> **THE PROBLEM**
Select all lines holding the word "唐代文学家" from the entries that follow.

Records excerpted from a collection
====================

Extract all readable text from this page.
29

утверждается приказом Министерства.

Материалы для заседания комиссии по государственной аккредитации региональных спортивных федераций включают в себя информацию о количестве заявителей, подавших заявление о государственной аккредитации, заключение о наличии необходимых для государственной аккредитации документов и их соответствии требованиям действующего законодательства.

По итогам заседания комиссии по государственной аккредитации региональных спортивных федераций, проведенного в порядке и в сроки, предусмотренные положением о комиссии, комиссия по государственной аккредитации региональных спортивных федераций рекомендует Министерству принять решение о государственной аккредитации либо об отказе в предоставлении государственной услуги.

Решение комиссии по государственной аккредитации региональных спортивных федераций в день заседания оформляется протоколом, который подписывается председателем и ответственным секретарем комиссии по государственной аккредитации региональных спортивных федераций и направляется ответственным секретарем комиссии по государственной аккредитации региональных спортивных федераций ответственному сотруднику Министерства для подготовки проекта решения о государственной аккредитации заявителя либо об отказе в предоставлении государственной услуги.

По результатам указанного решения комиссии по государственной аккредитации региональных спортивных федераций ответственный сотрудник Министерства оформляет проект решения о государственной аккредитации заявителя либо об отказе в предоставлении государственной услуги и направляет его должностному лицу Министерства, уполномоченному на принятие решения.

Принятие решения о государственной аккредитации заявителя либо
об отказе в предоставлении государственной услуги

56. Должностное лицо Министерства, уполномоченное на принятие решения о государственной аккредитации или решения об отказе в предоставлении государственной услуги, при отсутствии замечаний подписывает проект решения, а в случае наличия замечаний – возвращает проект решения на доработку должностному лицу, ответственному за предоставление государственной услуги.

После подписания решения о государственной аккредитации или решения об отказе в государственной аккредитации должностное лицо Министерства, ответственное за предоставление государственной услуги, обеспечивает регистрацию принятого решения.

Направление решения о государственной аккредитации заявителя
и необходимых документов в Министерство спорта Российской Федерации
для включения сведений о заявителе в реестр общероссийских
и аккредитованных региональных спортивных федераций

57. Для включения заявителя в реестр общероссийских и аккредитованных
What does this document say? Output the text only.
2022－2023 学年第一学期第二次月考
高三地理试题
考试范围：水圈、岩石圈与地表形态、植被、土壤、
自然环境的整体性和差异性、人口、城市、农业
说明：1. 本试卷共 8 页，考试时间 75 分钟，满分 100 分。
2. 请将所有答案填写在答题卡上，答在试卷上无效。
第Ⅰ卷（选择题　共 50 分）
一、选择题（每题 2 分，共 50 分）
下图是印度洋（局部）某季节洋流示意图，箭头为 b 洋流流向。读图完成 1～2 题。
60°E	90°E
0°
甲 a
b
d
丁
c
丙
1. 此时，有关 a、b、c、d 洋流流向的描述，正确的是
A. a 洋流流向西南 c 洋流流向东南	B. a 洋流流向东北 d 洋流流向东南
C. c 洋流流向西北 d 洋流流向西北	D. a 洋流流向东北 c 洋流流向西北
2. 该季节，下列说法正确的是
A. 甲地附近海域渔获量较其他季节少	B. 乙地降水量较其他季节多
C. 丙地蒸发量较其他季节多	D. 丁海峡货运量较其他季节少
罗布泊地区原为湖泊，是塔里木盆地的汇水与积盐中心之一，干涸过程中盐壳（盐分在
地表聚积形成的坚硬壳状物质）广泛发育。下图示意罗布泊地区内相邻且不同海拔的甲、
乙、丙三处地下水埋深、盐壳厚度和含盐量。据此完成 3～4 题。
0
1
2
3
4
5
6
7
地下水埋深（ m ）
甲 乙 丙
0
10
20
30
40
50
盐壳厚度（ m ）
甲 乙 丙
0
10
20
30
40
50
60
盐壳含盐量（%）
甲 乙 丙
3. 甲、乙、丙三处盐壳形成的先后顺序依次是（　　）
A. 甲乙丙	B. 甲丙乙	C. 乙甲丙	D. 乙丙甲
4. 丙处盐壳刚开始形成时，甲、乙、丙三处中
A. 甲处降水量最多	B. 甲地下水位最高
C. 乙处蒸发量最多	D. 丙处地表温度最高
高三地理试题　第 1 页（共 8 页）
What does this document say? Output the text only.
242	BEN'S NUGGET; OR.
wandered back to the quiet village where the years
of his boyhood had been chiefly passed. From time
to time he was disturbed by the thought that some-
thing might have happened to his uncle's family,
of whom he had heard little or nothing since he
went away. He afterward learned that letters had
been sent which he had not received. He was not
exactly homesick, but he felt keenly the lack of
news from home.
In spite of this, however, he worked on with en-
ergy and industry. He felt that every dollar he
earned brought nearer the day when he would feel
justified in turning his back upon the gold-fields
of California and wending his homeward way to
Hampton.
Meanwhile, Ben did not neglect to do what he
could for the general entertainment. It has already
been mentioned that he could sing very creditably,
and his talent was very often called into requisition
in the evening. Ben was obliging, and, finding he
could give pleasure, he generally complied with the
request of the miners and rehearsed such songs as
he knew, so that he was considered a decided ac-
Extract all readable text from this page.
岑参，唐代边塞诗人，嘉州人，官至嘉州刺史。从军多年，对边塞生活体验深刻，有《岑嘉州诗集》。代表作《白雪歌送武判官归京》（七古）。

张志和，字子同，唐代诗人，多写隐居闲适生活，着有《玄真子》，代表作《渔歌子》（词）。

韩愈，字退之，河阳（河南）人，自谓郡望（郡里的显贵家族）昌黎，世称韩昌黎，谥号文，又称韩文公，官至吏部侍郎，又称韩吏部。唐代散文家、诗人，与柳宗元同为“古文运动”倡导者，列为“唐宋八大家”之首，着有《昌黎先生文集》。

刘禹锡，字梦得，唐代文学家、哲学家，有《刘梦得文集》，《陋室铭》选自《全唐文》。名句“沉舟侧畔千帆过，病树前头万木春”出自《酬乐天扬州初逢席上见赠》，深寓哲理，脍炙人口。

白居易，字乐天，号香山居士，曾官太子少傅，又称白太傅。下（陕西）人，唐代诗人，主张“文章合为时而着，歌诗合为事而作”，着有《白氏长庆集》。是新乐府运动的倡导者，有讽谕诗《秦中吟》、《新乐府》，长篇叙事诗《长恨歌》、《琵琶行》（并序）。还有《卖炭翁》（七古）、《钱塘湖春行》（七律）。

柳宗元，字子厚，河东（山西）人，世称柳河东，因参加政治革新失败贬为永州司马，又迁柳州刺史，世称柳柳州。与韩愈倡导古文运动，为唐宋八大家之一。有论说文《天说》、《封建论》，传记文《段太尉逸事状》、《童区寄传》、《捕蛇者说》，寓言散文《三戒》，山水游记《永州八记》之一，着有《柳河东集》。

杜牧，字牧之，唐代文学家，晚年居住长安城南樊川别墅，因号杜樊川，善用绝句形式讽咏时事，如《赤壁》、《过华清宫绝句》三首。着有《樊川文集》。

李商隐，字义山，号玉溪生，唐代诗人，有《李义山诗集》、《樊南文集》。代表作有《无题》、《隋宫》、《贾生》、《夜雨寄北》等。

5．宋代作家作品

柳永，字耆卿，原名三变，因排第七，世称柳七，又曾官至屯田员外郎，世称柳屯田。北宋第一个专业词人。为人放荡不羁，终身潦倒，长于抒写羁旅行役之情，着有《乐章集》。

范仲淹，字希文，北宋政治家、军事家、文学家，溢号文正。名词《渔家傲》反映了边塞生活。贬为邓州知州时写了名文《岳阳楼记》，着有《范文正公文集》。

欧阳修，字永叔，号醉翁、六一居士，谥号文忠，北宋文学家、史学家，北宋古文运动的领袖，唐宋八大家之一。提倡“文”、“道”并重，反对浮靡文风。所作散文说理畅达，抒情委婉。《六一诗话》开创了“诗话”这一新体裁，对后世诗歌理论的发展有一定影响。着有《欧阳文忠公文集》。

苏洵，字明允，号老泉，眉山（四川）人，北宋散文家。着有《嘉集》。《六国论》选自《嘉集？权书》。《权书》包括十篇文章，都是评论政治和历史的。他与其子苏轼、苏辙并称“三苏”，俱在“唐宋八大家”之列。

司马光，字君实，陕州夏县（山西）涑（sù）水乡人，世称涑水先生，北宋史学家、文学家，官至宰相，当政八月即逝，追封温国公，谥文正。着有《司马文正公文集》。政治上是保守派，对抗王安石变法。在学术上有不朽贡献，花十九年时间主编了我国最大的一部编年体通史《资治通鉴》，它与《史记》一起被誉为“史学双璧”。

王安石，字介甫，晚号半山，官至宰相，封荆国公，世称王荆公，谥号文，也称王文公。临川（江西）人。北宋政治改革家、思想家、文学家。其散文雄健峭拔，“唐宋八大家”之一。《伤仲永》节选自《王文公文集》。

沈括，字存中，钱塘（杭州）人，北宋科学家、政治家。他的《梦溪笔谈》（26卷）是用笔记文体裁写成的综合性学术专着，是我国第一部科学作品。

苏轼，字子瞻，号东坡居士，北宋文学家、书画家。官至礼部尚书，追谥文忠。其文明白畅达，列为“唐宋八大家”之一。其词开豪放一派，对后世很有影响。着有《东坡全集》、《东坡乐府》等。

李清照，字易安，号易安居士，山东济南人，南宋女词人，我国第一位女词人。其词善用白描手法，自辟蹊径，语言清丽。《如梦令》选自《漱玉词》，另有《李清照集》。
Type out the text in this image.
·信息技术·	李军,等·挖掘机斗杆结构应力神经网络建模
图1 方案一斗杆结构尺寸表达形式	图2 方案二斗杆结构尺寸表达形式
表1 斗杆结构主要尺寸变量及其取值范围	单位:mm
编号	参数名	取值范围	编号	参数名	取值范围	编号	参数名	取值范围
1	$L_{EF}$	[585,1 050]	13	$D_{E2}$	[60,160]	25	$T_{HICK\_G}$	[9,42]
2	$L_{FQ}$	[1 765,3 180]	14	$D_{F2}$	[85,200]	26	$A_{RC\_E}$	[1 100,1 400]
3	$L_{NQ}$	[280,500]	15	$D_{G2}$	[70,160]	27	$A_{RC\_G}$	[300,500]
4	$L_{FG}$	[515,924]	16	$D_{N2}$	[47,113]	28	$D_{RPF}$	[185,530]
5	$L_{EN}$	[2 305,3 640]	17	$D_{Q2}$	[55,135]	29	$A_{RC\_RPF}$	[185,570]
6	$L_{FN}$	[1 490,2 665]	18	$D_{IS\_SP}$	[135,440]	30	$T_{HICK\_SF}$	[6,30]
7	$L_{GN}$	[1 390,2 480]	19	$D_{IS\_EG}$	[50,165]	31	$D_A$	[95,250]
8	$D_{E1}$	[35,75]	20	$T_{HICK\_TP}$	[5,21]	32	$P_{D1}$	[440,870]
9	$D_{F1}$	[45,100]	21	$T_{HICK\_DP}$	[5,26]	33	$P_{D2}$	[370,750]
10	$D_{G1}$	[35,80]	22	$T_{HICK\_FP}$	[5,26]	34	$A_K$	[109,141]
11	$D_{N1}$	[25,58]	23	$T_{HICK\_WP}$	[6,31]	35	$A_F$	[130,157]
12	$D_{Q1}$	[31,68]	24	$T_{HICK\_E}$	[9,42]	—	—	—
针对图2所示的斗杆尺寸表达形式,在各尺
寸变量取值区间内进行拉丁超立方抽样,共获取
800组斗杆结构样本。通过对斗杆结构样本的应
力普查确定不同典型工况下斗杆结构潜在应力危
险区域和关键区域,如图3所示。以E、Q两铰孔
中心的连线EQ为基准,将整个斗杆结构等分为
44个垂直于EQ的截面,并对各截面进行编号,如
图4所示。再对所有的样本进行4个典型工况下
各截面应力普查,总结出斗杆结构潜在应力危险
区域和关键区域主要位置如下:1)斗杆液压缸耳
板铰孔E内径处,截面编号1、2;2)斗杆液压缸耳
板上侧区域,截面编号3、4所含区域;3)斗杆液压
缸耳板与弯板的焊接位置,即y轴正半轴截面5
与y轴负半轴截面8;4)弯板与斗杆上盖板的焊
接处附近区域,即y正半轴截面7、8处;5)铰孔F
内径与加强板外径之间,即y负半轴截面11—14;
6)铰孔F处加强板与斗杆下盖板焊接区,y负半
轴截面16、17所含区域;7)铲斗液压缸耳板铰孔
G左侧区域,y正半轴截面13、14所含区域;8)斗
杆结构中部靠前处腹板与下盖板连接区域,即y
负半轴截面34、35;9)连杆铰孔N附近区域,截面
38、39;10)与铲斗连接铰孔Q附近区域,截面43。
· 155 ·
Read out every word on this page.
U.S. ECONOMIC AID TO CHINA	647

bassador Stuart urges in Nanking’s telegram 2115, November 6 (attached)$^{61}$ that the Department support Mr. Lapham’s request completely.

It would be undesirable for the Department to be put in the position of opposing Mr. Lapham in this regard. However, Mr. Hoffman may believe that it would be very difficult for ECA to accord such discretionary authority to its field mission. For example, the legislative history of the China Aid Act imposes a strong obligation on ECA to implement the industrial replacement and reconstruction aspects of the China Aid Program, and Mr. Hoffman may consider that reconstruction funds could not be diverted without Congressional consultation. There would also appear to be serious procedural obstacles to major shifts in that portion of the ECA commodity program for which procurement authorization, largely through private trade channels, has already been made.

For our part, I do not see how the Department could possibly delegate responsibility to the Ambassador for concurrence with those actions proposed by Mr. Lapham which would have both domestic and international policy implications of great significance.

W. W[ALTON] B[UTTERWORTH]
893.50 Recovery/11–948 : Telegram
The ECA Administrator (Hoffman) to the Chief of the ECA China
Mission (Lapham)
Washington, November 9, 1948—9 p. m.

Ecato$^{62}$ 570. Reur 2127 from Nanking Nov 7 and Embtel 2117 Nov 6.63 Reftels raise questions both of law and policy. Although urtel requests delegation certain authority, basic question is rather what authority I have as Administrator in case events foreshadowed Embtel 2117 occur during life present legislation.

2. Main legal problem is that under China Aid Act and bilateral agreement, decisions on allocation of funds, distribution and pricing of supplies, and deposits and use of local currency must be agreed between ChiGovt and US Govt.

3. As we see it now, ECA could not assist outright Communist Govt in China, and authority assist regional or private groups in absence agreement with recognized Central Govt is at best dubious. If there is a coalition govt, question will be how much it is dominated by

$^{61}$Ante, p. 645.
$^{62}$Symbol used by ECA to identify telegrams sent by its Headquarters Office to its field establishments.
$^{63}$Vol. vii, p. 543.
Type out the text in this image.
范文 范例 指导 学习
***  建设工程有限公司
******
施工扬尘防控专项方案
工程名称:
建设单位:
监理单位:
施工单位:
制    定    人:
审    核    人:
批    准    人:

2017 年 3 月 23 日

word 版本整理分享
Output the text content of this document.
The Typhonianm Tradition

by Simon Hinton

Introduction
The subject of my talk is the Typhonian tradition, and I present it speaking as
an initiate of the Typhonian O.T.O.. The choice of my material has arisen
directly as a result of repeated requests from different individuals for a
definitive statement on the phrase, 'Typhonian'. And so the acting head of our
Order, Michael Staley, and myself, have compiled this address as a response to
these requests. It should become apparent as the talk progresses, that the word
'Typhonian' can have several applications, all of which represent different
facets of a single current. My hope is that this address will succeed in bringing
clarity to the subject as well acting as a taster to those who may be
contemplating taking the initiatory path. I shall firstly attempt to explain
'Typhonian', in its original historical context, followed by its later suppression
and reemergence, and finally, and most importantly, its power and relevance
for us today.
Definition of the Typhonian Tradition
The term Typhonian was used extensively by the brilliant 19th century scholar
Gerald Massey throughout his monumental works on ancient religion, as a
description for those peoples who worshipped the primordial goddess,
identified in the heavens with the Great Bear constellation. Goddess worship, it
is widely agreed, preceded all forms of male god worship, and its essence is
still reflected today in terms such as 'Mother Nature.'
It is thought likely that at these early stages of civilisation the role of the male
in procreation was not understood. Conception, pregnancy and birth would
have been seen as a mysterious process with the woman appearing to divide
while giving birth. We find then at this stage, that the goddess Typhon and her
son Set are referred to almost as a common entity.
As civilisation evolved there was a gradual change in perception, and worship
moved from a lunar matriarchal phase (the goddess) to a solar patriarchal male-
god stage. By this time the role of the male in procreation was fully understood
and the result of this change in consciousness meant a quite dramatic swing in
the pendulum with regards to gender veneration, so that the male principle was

====================

> **OUTPUT OF THE EXERCISE**
刘禹锡，字梦得，唐代文学家、哲学家，有《刘梦得文集》，《陋室铭》选自《全唐文》。名句“沉舟侧畔千帆过，病树前头万木春”出自《酬乐天扬州初逢席上见赠》，深寓哲理，脍炙人口。
杜牧，字牧之，唐代文学家，晚年居住长安城南樊川别墅，因号杜樊川，善用绝句形式讽咏时事，如《赤壁》、《过华清宫绝句》三首。着有《樊川文集》。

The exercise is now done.